== AIM OF THE EXERCISE ==
From the entries that follow, list every line in which the string "image" appears.

Figure contents as structured data

___

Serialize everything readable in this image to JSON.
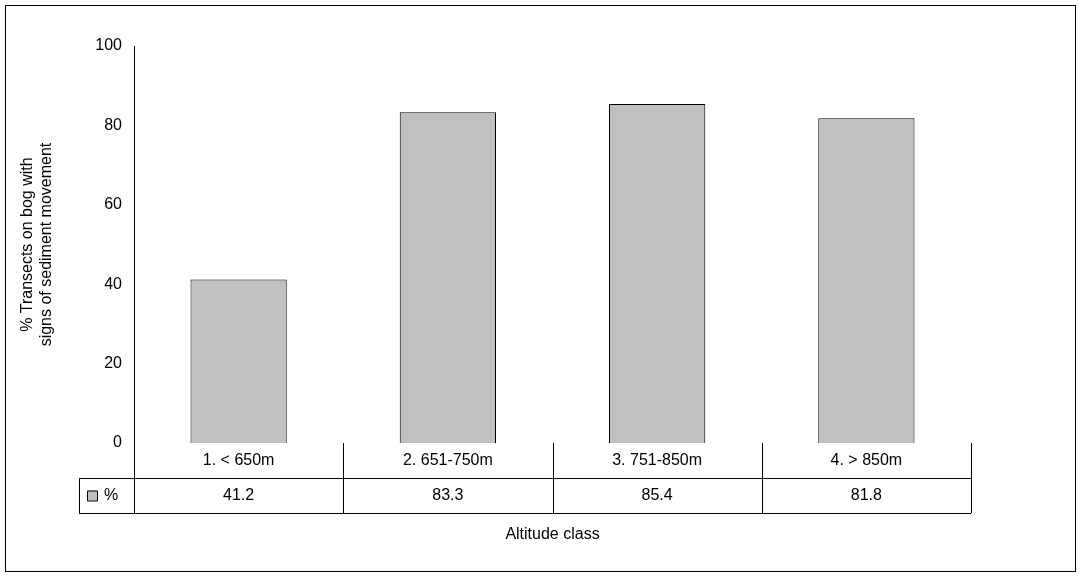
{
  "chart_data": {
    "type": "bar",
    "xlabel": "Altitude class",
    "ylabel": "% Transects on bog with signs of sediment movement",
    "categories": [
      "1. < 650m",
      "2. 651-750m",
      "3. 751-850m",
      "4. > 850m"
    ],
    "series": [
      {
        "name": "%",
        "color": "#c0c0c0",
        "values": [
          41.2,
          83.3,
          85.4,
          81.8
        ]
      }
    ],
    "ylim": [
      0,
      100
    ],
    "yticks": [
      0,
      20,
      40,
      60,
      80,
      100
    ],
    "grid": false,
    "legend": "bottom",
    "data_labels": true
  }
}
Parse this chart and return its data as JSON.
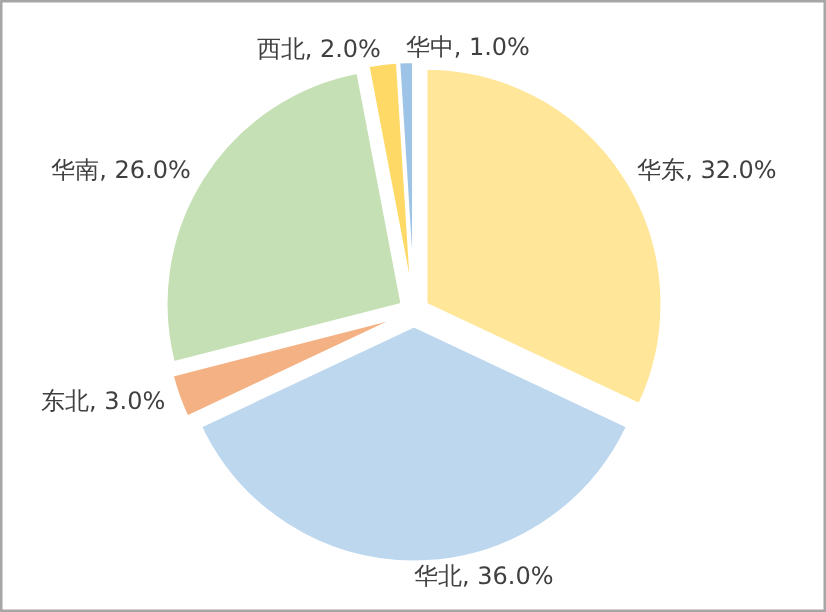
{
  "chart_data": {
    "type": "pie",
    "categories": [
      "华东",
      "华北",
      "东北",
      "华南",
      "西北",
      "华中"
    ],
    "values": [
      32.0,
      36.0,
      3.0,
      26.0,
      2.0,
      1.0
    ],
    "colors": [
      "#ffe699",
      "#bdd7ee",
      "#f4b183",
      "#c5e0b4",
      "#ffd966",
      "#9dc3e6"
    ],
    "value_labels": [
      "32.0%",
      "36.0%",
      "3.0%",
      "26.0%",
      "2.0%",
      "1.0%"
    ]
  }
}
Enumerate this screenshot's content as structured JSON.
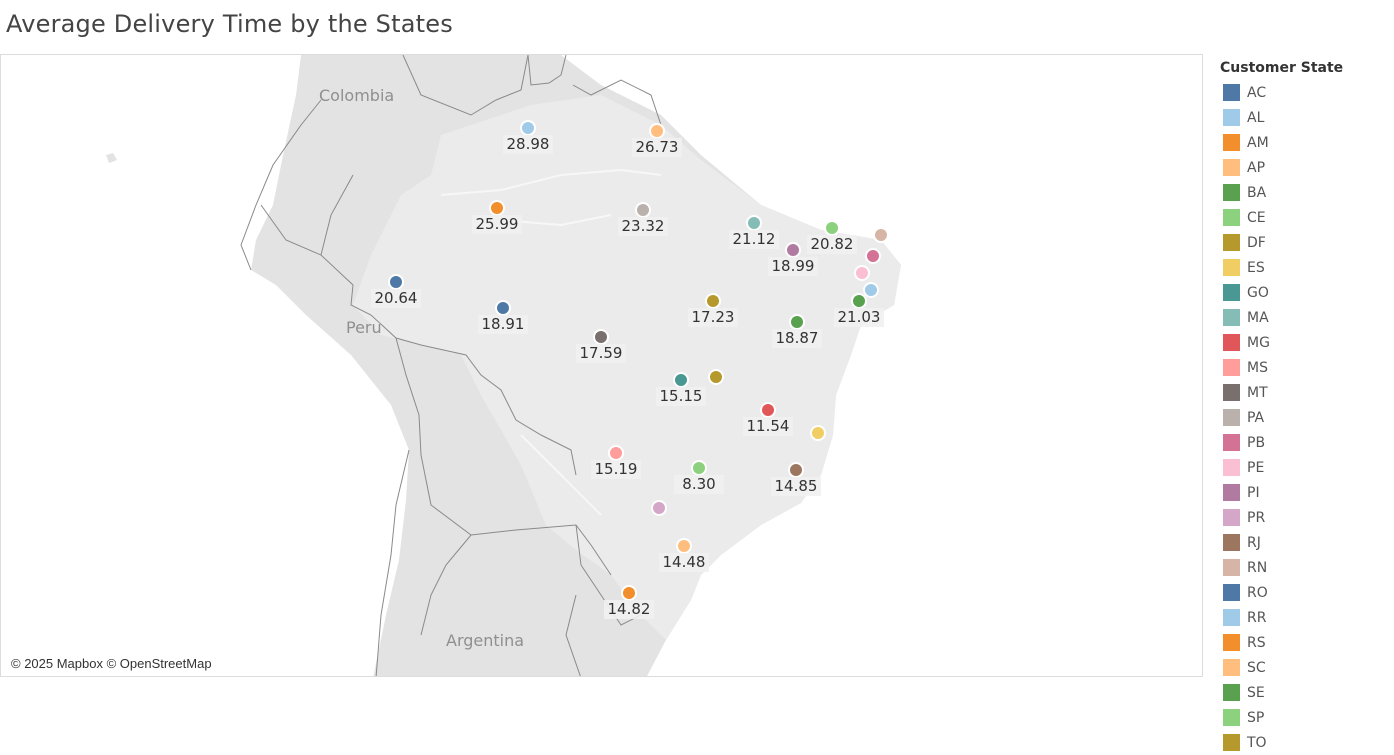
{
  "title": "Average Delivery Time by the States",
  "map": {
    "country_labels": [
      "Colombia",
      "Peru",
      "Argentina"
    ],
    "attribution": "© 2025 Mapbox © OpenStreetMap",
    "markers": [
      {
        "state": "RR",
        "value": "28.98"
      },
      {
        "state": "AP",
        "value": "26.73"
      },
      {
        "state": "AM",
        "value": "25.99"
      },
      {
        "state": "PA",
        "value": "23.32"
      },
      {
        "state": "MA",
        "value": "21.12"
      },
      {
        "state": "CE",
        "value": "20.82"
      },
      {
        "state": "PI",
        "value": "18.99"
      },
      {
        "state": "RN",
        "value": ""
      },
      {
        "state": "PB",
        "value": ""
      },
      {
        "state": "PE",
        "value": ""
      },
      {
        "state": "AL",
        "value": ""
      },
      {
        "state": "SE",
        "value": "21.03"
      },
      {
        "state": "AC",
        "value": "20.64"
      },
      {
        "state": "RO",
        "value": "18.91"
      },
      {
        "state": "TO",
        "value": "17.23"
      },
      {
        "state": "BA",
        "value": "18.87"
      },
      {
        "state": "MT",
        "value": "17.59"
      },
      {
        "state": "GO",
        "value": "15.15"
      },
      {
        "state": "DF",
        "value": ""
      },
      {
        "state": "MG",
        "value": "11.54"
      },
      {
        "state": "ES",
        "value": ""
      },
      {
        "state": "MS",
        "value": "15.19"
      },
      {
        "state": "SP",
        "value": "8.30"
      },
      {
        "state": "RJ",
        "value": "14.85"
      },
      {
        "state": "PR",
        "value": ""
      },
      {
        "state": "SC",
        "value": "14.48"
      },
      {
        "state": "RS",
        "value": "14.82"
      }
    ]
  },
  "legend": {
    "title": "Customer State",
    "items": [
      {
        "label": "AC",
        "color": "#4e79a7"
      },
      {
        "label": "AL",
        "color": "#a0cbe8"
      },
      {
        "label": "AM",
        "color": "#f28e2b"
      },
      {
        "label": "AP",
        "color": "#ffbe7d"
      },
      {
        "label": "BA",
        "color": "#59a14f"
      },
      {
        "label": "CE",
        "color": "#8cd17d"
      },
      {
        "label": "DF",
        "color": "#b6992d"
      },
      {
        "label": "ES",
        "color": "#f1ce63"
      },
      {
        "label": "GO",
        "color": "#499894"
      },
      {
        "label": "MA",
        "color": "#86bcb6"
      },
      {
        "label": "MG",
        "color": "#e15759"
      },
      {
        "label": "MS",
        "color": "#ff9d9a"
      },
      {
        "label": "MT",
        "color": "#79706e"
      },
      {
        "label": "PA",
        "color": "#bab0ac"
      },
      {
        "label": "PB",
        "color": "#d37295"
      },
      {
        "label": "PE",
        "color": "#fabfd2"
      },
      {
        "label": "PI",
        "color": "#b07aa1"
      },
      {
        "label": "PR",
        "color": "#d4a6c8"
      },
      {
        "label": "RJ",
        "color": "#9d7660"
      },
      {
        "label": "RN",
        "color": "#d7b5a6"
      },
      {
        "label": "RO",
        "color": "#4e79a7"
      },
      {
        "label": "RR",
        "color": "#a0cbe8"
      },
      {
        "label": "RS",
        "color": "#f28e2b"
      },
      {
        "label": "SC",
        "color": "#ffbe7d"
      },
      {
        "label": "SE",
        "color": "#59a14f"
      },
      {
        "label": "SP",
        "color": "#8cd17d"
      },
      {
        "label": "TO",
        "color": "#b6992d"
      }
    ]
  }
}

___

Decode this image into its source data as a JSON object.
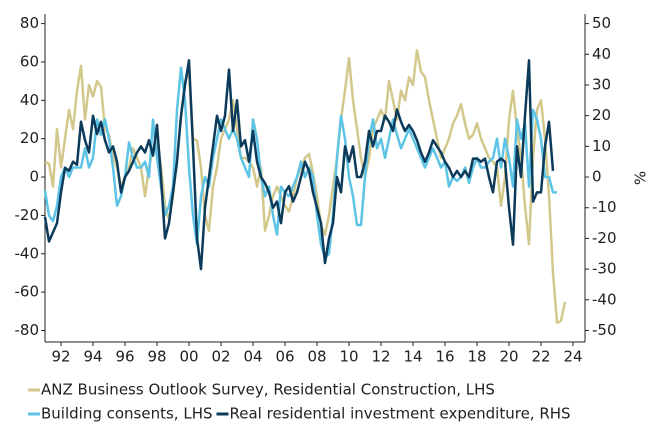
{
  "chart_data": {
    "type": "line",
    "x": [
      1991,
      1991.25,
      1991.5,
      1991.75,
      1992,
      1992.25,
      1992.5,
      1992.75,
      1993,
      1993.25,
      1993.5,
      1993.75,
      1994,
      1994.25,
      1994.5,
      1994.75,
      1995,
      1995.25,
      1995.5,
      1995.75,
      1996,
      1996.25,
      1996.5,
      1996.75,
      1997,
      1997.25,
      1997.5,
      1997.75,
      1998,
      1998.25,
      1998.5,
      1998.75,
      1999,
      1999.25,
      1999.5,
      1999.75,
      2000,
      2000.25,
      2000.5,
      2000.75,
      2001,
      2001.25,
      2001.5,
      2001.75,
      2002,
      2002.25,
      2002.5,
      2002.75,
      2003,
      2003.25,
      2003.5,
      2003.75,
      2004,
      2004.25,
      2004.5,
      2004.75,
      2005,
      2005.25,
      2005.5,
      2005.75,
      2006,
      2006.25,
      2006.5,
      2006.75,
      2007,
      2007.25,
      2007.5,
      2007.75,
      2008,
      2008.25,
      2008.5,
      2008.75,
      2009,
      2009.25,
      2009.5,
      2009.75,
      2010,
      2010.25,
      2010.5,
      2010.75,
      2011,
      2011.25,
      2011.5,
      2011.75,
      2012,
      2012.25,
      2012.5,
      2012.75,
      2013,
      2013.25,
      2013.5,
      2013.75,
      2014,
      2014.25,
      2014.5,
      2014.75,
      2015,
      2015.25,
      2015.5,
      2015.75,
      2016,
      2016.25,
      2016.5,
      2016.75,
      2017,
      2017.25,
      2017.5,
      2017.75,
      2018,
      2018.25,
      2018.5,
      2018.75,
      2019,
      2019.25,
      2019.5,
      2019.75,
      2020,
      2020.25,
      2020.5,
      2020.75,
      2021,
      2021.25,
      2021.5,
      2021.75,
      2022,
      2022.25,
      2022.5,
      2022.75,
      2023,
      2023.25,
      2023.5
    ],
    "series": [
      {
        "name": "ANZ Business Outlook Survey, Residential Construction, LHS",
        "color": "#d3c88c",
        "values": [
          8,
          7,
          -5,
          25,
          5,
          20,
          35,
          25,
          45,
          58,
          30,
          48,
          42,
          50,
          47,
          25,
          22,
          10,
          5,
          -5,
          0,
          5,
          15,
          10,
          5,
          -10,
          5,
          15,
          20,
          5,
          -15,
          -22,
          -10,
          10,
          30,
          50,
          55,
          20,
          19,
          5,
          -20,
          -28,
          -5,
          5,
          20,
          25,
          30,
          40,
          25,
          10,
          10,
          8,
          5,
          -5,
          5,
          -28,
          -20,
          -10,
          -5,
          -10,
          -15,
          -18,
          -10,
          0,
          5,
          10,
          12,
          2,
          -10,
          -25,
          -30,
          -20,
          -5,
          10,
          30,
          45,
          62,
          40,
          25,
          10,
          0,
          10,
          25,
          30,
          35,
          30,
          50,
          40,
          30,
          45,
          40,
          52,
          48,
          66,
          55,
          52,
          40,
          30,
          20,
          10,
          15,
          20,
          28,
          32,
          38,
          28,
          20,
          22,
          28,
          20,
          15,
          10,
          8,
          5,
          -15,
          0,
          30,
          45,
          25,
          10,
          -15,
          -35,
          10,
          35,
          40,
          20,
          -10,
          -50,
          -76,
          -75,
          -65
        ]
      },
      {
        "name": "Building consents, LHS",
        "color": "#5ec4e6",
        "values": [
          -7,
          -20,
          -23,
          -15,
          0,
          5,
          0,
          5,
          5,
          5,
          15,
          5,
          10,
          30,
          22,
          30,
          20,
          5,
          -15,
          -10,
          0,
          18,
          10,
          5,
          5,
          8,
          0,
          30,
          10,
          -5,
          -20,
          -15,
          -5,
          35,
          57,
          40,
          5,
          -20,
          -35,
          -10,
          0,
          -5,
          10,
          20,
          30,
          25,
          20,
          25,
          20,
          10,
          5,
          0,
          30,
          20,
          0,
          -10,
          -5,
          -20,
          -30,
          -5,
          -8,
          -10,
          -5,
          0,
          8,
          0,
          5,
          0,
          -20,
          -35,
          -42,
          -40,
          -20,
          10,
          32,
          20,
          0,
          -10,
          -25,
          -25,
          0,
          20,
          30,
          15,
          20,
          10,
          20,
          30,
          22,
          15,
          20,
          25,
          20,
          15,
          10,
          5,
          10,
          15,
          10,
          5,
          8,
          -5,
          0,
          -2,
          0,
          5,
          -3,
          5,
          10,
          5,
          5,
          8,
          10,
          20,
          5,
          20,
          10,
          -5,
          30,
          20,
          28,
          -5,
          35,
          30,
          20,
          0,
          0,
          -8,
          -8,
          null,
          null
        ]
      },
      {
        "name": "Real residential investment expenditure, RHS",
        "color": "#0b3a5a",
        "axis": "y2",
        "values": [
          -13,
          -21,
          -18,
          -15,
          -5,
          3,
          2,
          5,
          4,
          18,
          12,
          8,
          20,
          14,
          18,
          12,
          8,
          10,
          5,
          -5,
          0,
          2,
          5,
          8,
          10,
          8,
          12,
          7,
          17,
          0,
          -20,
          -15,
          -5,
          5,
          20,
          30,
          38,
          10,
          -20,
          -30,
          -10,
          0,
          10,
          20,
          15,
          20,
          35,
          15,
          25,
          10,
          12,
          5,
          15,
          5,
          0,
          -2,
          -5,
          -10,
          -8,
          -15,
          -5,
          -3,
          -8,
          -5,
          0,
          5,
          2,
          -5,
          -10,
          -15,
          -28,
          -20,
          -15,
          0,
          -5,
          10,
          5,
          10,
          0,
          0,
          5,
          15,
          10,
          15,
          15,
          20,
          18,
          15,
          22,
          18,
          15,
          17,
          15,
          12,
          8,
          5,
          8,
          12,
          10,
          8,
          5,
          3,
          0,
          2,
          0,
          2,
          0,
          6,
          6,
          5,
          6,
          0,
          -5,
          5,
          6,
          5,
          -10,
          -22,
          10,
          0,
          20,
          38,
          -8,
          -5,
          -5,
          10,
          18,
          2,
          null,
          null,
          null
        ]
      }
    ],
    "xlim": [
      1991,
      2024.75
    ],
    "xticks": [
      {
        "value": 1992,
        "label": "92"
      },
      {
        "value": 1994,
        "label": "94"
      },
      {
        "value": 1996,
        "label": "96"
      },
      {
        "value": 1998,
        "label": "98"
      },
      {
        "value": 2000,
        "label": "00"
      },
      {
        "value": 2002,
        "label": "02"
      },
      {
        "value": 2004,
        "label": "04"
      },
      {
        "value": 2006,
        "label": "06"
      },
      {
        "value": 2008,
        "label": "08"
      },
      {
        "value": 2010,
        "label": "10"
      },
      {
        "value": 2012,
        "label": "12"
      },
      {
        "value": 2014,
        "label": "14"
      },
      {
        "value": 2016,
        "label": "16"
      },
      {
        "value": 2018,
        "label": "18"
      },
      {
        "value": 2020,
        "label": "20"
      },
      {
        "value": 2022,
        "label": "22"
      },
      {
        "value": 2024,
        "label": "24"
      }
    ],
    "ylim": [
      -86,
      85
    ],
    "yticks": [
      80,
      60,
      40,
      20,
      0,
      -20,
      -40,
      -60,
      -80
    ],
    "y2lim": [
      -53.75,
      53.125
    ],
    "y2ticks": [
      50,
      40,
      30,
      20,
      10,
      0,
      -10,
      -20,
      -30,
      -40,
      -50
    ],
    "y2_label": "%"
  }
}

___

== COMPLETED EXERCISE ==
Serialize everything readable in this image to JSON.
Decode this image into its source data as a JSON object.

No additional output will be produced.